## THE TASKS
1. According to the airsoft event post, what kind of game was run on Saturday afternoon?
2. Output the passage of the airsoft event post between "THIS. This right" and "I get back.", inclusive.

## DOCUMENT SEGMENT
Again, the usual disclaimer about some photographs nicked from other participants' pages.
So I went to WF08 and shot guns and fell in the mud and drank and generally behaved badly.
Here are some representative participants of the event:
Fun for the whole family. Note infant-sized splinter pattern camo smock. Sam's Militaria in Tokyo also sells similarly-proportioned SS oak leaf print pants and jumpers for those who want to get their offspring off to an early start at a lifetime of questionably-tasteful antisocial hobbies.
Forgive my dopey expression in the photo, I'm a little knackered for reasons that will soon become apparent. On Saturday afternoon they ran an all-eastern front game. Highlight for me was stalking through the woods, rounding a corner, and coming face to face with this guy completely by surprise. We both slap leather, I get a mag-related stoppage, he fumbles the bolt and high tails it through the woods trying to clear the thing on the run. I slam mine home and barrel after him, branches whipping my face but my blood is up and the game's afoot, so tally ho. Finally catch him on this muddy path, and just for effect's sake shout "Hände hoch!" from a range of about 5 yards...and my man actually stops, drops his still-useless rifle, and surrenders to me! That would NEVER HAPPEN in a normal airsoft game, they would either make you shoot them from dangerous range and then bitch about it, or even ignore the hit and shoot you in the face at point-blank for even attempting such a thing. The sportsmanship and desire to have a cinematic experience in the WW2 community wins out over anything else. As I made a show of shouldering his rifle and searching his pockets, the rest of my guys caught up and took in the whole scene and my Wehrmacht strasse cred shot through the stratosphere. He and I became best of friends on the way back to base camp, where we introduced him to the other hiwis and set him to work making us some ersatz coffee.
Thematically unrelated to this post: Bumper stickers for Dyslexics.
Faced off against these worthies:
Plz. to be forgiving the Thompson, Kar 98, utterly inexplicable M1917 US Enfield, etc. Red Army airsofters are in a world of pain when it comes to finding weapons. It was a fun game though, hard fought but we basically schooled them.
THIS. This right here is the spirit of modern Japan in a nutshell. Man on cell phone, with Mt. Fuji in the background, wearing a jump smock. This should be the cover of the next Lonely Planet guidebook, give that hackneyed Geisha and Tea Ceremony bullshit the toss. The Japanese, bless their hearts, are all huge, huge farbs but they do it with such childlike joy and contagious, unrepentent enthusiasm you can't help but love them. I mean, these are the people who brought CARDBOARD HALF-TRACK in to this world. I predict difficulties adjusting to the "We're so damn realistic we aren't even enjoying ourselves" western re-enacting community when I get back.
US MPs to errant Fallschirmjager: "now you run along home, scamp, and don't let me catch you running around with a G43 in Carentan after 9pm again!"
Note the thoughtful addition of Iwate Prefecture AND Wehrmacht Heer license plates. "Vatevah do you mean, invasion, this far east? Lächerlich. Vee are merely sightseeing, ja."

## DATA
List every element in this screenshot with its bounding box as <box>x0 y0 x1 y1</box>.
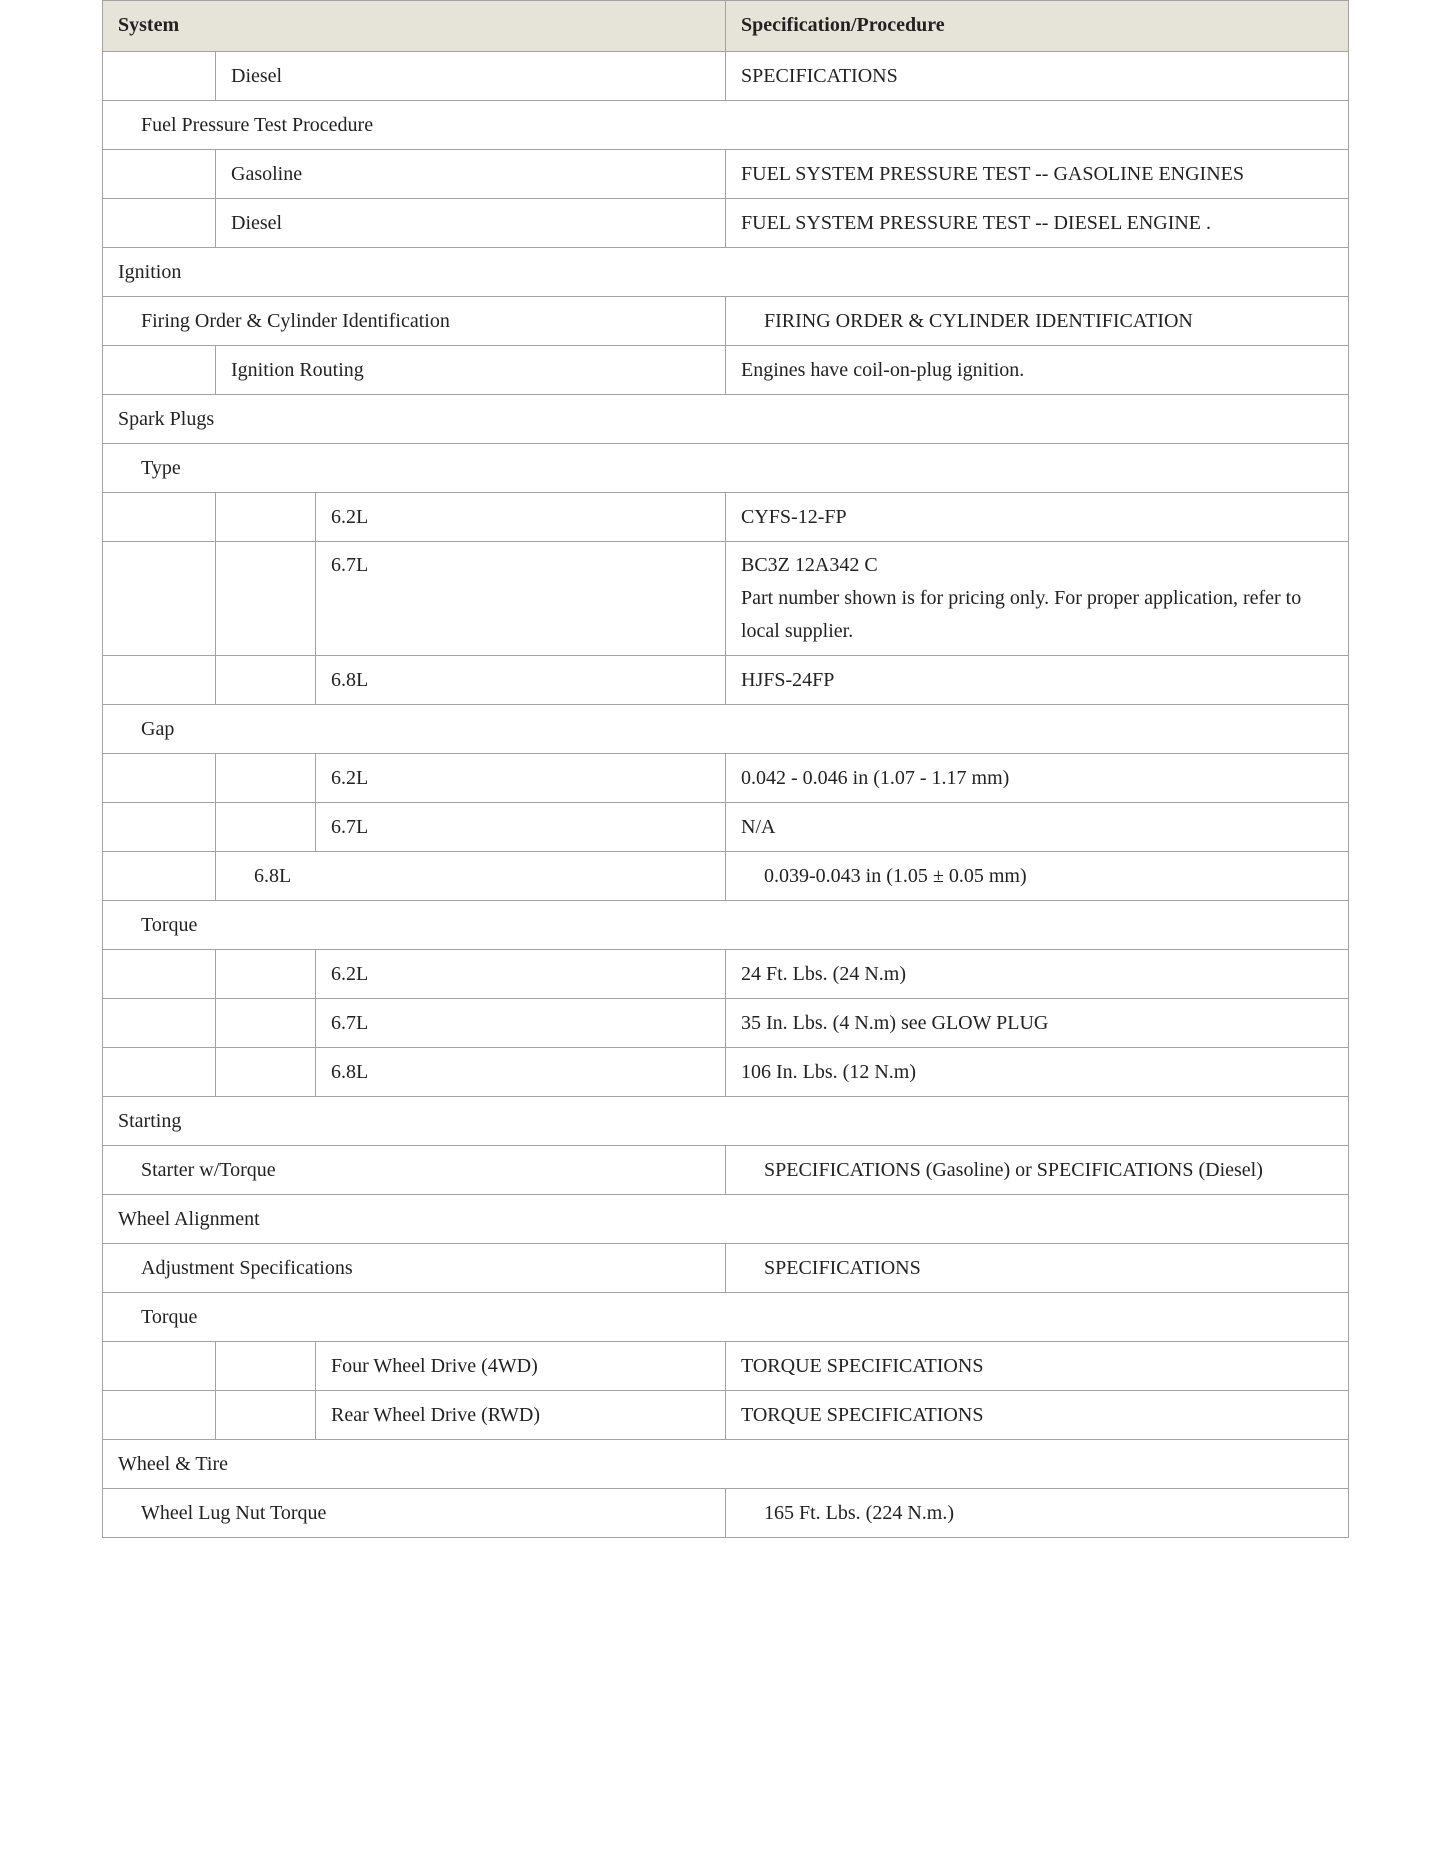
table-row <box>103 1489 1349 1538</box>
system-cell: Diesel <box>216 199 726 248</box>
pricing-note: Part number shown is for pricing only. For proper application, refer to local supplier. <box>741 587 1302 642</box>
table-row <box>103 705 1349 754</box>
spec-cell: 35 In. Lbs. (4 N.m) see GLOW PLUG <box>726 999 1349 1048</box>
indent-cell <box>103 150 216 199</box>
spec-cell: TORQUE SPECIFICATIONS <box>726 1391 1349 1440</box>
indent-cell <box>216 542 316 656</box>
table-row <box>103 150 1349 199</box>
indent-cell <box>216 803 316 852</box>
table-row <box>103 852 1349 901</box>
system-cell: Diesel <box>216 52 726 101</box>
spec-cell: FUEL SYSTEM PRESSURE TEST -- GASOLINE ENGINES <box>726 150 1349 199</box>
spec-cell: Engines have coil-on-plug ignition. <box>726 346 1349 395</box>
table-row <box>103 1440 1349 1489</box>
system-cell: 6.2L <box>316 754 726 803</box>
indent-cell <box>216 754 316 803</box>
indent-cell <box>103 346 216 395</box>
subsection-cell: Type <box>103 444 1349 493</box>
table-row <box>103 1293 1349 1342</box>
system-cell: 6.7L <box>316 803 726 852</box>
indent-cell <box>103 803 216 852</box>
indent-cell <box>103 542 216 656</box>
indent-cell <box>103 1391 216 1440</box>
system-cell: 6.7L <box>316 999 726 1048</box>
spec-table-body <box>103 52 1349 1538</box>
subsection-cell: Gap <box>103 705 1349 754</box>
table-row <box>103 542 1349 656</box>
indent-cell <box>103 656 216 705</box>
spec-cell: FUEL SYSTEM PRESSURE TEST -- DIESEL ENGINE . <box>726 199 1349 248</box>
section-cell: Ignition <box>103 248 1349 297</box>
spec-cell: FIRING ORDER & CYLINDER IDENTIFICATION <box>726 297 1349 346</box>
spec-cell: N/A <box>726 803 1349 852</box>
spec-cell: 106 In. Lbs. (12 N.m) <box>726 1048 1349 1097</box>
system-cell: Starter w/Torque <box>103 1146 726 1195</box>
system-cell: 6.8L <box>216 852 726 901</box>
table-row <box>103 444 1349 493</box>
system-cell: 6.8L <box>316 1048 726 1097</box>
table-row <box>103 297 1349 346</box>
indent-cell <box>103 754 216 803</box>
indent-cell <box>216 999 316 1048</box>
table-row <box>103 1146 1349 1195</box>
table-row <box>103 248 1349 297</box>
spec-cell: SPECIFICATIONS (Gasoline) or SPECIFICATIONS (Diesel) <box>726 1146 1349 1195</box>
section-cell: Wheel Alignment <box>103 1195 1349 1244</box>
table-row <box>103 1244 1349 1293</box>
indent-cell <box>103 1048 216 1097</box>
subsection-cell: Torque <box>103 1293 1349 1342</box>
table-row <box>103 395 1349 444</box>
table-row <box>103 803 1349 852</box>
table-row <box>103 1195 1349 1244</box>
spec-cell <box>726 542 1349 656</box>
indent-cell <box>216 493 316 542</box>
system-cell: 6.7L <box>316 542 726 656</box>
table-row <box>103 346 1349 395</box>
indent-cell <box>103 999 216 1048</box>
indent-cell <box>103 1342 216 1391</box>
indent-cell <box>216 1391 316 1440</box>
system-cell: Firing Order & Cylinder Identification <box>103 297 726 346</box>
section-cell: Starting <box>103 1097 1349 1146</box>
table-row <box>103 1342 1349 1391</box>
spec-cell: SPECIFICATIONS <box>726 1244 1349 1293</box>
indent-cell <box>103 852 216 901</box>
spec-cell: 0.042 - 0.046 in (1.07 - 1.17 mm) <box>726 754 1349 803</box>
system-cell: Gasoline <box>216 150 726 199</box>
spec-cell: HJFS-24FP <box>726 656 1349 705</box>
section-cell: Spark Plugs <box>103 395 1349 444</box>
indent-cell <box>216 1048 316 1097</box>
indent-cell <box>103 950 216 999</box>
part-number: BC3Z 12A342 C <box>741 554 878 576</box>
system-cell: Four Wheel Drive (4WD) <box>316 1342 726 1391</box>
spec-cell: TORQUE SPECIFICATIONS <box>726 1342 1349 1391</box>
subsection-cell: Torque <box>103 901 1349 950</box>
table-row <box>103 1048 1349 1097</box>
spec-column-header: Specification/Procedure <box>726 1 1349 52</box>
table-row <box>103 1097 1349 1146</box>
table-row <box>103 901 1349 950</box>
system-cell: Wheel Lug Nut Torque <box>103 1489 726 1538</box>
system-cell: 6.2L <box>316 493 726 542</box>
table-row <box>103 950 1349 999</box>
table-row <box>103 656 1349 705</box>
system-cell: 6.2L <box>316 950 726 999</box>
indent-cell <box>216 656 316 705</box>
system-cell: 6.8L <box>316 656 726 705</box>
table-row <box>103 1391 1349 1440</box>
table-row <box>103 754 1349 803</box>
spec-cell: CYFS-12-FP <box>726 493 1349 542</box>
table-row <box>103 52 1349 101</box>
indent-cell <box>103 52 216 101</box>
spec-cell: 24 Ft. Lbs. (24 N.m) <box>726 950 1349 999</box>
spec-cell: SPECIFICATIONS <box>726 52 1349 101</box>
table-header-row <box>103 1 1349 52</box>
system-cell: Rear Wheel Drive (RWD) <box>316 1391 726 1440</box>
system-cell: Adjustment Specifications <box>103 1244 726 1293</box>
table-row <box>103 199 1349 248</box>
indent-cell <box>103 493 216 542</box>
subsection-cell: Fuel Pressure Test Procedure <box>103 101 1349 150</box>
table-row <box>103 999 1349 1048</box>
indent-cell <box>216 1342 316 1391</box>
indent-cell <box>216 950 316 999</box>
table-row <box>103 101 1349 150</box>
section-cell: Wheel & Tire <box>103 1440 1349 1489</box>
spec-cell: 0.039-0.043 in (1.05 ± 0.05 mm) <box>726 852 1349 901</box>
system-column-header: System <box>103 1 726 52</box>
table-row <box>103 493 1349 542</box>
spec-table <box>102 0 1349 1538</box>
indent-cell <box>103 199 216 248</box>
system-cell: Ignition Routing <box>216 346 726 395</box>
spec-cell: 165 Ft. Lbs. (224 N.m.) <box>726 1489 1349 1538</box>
==
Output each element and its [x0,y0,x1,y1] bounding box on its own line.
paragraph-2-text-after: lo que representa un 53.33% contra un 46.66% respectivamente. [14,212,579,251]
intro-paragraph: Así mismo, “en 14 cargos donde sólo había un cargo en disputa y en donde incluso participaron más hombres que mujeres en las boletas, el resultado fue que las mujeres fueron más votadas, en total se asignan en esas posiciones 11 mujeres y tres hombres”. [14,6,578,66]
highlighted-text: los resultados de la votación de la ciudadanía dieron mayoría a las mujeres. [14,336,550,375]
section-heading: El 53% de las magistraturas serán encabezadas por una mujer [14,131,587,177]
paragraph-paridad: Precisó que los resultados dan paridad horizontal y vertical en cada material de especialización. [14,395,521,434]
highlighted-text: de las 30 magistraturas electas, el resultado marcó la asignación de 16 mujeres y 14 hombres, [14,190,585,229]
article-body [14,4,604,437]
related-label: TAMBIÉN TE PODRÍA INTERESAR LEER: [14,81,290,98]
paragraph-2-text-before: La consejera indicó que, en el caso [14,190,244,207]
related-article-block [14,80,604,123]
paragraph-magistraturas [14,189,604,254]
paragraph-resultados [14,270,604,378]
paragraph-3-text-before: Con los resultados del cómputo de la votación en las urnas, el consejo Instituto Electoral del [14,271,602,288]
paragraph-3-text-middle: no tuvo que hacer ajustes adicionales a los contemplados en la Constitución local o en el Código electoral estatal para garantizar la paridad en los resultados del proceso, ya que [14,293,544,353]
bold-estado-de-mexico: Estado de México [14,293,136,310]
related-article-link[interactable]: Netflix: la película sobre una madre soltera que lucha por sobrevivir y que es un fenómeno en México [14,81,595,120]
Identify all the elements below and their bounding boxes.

## SOLUTIONS BY TASK
1. An all-eastern front game.

2.
THIS. This right here is the spirit of modern Japan in a nutshell. Man on cell phone, with Mt. Fuji in the background, wearing a jump smock. This should be the cover of the next Lonely Planet guidebook, give that hackneyed Geisha and Tea Ceremony bullshit the toss. The Japanese, bless their hearts, are all huge, huge farbs but they do it with such childlike joy and contagious, unrepentent enthusiasm you can't help but love them. I mean, these are the people who brought CARDBOARD HALF-TRACK in to this world. I predict difficulties adjusting to the "We're so damn realistic we aren't even enjoying ourselves" western re-enacting community when I get back.